__THE TASK__.
Wherever a line in the data below holds "predvajanja", copy that line.

════

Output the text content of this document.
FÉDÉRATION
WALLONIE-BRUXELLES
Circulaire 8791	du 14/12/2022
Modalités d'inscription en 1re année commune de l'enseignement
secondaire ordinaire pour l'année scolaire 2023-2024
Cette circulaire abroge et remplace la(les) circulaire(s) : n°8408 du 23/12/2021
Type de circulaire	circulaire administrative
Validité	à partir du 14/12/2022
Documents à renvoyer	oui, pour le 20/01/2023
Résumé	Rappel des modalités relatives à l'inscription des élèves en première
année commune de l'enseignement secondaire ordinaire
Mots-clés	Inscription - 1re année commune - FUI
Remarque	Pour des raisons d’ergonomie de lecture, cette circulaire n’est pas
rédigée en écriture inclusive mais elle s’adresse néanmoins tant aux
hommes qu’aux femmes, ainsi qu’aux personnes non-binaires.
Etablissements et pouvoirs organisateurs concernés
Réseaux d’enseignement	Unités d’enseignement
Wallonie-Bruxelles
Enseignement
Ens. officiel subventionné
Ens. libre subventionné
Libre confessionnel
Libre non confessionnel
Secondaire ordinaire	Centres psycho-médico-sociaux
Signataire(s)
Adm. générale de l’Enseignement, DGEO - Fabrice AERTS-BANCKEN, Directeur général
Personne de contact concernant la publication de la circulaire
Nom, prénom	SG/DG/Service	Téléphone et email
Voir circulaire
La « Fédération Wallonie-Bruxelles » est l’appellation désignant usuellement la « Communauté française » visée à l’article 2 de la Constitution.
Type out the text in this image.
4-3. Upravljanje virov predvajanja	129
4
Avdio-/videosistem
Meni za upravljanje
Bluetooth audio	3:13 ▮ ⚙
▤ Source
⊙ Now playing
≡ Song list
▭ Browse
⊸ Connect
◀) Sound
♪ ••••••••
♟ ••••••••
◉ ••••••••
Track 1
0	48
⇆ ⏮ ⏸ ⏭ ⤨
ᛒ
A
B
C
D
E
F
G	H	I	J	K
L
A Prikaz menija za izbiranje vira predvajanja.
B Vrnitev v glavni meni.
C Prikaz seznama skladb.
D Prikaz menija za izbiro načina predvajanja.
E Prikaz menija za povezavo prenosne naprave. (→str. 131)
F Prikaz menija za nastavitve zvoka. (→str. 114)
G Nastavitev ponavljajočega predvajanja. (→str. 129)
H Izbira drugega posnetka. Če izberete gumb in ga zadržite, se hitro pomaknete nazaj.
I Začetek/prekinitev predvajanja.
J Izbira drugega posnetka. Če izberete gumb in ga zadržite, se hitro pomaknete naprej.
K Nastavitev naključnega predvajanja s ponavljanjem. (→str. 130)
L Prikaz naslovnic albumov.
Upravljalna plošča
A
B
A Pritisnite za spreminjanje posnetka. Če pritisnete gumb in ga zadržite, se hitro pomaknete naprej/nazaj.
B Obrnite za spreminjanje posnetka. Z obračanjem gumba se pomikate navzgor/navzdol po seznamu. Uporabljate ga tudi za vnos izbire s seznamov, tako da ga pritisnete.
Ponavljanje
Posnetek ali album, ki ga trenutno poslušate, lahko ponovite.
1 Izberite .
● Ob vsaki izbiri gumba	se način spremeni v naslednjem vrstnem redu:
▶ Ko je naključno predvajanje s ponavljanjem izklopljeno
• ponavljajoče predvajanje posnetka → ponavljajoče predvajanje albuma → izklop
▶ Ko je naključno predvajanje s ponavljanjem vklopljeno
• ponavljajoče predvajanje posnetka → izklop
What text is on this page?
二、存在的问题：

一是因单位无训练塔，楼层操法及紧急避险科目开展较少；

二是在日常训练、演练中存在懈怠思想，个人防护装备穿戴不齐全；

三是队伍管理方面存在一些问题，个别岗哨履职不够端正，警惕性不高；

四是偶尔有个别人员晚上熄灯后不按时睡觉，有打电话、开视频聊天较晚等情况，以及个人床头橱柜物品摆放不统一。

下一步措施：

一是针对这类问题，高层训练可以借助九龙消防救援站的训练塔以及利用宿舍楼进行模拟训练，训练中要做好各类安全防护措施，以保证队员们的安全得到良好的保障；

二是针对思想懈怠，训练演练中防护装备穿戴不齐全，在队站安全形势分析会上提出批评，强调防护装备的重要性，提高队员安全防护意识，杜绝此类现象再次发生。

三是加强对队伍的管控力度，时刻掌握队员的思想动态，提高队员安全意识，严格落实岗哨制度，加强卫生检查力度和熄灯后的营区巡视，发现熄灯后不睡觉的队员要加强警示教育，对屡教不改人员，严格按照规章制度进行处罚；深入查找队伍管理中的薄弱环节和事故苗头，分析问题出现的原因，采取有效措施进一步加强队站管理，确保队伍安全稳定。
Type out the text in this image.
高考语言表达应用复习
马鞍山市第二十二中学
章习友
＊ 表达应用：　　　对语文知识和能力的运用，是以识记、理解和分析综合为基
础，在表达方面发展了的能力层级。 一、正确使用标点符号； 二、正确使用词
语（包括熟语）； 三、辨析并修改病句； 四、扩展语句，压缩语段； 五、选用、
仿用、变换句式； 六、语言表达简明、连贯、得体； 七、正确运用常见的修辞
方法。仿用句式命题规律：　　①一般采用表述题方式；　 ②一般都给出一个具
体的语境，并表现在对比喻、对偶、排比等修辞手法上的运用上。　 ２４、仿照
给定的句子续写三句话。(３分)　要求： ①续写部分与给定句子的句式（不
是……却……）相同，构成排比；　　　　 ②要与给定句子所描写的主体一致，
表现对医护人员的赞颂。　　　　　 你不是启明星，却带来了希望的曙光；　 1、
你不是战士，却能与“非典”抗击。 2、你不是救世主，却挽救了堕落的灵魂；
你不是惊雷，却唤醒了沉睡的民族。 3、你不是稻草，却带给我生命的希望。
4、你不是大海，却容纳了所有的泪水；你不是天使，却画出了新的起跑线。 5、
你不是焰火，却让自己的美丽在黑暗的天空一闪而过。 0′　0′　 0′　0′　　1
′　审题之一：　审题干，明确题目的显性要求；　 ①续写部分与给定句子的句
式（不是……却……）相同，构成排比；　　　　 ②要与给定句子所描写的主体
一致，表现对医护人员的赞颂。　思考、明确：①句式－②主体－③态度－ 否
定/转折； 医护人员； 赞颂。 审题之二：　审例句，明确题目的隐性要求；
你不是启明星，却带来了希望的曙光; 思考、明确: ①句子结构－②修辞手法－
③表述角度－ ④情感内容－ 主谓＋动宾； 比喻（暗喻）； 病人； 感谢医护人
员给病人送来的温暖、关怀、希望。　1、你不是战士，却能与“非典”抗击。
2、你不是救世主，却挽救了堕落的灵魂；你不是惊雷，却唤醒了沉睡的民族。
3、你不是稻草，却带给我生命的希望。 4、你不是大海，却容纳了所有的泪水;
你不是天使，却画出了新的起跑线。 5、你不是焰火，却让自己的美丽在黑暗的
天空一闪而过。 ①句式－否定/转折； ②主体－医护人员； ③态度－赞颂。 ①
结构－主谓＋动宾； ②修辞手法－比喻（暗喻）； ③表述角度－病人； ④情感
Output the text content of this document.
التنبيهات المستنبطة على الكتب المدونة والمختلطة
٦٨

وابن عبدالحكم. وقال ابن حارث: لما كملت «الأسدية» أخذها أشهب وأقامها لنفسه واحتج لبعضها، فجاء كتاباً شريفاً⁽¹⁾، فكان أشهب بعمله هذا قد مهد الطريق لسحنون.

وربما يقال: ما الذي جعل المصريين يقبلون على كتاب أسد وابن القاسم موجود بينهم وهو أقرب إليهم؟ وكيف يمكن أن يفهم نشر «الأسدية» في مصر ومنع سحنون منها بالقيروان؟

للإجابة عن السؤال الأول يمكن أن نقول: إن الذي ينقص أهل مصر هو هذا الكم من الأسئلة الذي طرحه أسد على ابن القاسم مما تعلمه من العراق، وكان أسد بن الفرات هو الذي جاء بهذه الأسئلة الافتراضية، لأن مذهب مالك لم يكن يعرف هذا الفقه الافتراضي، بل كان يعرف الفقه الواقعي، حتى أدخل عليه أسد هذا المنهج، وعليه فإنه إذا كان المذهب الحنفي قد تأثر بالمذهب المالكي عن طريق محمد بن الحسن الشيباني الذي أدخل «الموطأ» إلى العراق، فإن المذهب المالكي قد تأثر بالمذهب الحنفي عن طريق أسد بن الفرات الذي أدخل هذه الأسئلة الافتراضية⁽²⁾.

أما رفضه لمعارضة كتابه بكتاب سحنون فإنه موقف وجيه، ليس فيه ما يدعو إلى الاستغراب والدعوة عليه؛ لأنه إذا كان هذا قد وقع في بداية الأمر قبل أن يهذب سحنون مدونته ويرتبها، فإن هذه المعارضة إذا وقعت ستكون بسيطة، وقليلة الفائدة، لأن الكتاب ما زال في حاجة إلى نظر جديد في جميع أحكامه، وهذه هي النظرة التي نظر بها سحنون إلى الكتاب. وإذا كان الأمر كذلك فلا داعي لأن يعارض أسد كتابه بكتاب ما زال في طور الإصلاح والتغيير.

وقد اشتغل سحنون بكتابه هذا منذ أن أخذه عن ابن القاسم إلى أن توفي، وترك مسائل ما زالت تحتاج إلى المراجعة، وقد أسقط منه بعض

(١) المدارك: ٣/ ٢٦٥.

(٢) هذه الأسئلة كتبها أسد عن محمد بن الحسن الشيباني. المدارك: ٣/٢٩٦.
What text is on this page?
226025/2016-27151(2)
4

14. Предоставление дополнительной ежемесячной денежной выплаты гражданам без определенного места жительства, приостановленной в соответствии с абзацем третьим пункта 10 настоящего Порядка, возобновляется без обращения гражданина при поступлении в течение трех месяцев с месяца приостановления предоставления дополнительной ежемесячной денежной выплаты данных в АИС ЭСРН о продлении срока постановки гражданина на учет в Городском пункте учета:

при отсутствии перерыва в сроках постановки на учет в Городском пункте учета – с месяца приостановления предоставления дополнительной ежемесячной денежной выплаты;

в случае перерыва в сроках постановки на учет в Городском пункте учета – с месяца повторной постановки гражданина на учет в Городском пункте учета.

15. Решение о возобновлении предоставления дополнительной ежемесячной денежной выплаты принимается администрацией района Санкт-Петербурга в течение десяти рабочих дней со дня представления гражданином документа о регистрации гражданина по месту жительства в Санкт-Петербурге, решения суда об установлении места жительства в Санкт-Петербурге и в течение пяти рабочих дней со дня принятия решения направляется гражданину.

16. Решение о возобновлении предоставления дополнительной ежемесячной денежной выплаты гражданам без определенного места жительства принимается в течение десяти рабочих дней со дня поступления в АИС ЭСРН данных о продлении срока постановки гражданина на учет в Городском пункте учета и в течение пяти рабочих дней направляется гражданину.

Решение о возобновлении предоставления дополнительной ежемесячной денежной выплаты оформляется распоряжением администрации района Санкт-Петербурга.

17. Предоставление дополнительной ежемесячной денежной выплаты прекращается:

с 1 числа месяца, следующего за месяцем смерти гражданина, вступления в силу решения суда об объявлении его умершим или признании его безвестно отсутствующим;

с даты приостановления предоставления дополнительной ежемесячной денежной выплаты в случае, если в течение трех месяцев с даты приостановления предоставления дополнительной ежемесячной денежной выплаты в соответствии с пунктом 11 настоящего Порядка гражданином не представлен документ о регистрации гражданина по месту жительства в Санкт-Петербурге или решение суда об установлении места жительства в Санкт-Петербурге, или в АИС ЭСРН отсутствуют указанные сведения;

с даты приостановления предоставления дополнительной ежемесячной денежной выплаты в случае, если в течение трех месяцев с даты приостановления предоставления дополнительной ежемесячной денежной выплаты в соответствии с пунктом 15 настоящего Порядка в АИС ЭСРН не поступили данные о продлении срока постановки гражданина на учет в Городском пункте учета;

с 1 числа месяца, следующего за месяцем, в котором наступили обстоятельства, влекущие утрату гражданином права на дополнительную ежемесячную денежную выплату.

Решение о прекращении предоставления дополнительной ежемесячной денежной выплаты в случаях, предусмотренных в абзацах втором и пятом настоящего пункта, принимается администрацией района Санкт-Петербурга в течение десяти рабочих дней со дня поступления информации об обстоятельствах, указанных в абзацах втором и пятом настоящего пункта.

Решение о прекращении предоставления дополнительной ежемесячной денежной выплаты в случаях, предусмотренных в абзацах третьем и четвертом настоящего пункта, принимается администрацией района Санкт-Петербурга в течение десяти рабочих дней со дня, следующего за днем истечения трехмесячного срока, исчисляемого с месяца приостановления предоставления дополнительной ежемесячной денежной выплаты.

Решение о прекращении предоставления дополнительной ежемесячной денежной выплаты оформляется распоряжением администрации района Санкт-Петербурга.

════

__SOLUTION BELOW__.
4-3. Upravljanje virov predvajanja	129
A Prikaz menija za izbiranje vira predvajanja.
D Prikaz menija za izbiro načina predvajanja.
G Nastavitev ponavljajočega predvajanja. (→str. 129)
I Začetek/prekinitev predvajanja.
K Nastavitev naključnega predvajanja s ponavljanjem. (→str. 130)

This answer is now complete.